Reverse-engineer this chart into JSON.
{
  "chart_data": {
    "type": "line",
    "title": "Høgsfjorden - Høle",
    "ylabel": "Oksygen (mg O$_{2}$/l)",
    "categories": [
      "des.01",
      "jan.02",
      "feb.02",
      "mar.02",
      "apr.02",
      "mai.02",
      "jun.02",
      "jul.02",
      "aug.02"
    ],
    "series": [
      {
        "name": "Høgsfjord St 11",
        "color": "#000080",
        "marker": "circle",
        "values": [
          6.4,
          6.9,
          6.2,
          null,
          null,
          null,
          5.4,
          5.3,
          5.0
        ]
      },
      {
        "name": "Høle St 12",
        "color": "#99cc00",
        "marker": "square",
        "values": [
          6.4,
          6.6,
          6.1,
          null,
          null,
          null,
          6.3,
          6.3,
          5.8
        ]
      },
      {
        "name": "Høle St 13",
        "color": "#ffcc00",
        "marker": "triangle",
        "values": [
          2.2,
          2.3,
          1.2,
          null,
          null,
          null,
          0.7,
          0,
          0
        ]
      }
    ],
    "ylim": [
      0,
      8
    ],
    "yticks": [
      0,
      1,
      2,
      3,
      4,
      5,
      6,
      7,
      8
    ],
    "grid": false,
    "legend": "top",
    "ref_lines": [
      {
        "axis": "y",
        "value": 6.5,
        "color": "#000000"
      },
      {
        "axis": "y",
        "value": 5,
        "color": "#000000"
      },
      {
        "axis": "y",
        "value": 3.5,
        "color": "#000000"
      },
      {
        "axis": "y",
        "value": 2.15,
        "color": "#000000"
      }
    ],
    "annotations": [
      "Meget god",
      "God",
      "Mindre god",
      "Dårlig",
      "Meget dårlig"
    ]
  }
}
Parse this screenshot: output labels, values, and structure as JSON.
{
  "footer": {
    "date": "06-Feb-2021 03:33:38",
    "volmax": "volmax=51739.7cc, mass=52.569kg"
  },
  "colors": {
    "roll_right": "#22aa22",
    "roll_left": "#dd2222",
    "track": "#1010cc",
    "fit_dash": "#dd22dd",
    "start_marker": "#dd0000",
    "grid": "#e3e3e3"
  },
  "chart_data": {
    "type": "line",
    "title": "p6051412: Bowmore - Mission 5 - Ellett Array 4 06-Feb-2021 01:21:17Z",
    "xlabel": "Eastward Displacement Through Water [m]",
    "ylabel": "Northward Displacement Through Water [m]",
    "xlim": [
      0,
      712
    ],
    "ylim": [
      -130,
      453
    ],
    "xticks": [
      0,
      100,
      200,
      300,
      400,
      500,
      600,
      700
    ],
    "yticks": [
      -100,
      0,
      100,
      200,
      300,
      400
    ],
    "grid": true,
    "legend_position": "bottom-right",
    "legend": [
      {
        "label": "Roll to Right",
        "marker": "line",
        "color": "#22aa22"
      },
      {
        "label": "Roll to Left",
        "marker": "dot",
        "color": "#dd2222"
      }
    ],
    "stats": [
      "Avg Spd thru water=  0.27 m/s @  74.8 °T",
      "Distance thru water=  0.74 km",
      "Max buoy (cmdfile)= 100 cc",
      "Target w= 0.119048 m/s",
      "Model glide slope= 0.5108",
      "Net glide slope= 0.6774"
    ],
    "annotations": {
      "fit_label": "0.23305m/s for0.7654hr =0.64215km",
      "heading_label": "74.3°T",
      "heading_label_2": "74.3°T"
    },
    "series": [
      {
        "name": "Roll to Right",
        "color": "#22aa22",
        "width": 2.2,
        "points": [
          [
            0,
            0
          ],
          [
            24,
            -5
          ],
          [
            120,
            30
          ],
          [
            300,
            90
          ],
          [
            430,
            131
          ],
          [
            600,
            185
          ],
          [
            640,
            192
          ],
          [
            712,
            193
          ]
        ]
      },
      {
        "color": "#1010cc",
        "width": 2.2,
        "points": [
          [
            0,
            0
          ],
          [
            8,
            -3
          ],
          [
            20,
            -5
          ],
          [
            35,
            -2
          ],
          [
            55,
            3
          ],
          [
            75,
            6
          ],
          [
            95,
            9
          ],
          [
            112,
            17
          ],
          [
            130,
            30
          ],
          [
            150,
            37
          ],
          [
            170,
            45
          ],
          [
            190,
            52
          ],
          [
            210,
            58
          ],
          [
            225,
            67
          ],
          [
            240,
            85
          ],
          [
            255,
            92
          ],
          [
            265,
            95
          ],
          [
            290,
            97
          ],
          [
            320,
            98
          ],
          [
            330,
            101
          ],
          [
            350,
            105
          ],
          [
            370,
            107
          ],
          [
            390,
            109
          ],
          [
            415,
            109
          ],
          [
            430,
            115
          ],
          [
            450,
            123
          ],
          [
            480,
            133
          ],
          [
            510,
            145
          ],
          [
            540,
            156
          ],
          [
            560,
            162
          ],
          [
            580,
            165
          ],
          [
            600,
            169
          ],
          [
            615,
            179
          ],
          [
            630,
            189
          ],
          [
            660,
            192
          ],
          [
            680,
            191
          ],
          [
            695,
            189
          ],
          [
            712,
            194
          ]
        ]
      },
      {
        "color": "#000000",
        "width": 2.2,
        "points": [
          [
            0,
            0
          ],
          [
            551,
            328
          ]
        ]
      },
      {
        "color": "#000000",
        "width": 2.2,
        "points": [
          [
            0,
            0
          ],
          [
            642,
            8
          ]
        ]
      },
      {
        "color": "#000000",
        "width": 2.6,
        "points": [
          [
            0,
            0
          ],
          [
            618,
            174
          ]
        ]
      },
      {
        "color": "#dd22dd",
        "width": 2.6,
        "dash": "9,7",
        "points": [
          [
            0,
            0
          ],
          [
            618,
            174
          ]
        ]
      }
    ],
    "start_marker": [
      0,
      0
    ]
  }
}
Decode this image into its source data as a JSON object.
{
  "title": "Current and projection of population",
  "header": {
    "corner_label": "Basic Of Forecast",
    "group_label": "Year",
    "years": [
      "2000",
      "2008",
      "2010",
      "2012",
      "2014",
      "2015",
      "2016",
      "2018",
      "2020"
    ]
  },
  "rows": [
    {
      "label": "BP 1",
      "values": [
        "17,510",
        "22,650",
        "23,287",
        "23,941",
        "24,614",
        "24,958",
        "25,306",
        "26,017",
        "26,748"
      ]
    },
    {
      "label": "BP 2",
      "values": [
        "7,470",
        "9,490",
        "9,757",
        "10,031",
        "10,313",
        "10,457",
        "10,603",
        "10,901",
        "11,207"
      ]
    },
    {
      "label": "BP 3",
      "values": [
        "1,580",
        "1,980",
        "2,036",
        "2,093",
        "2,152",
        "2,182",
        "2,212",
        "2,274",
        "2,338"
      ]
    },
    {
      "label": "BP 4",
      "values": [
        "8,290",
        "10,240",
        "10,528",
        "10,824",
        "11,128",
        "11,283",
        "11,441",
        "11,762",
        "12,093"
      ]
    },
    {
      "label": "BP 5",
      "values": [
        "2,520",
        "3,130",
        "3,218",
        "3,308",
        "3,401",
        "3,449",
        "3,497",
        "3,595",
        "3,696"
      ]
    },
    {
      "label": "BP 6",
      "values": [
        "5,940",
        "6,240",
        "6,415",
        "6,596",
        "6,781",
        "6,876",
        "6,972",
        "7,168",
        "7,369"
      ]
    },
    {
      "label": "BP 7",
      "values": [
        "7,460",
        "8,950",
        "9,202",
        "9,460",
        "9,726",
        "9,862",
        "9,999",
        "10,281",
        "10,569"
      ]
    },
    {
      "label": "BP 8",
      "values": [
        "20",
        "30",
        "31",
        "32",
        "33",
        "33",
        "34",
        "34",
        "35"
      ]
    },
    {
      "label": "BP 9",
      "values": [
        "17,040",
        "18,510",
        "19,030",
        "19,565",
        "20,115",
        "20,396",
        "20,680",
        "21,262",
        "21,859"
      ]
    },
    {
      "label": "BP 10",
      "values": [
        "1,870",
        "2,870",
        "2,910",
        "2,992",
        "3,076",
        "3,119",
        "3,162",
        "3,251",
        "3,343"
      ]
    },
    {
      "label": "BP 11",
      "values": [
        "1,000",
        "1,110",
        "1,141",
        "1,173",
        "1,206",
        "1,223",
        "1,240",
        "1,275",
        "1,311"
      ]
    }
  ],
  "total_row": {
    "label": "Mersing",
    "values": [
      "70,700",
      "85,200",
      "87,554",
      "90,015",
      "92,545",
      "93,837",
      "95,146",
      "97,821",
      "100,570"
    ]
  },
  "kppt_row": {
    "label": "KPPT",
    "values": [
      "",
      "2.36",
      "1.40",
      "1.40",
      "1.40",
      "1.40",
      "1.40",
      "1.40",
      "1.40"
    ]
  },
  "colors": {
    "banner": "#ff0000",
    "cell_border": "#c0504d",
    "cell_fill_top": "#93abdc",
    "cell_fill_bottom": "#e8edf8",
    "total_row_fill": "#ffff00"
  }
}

→ TASK REQUIREMENTS:
Find each line holding the string "this" and copy it out.

→ FINAL RESULT:
Reverse-engineer this chart into JSON.
Parse this screenshot: output labels, values, and structure as JSON.
Decode this image into its source data as a JSON object.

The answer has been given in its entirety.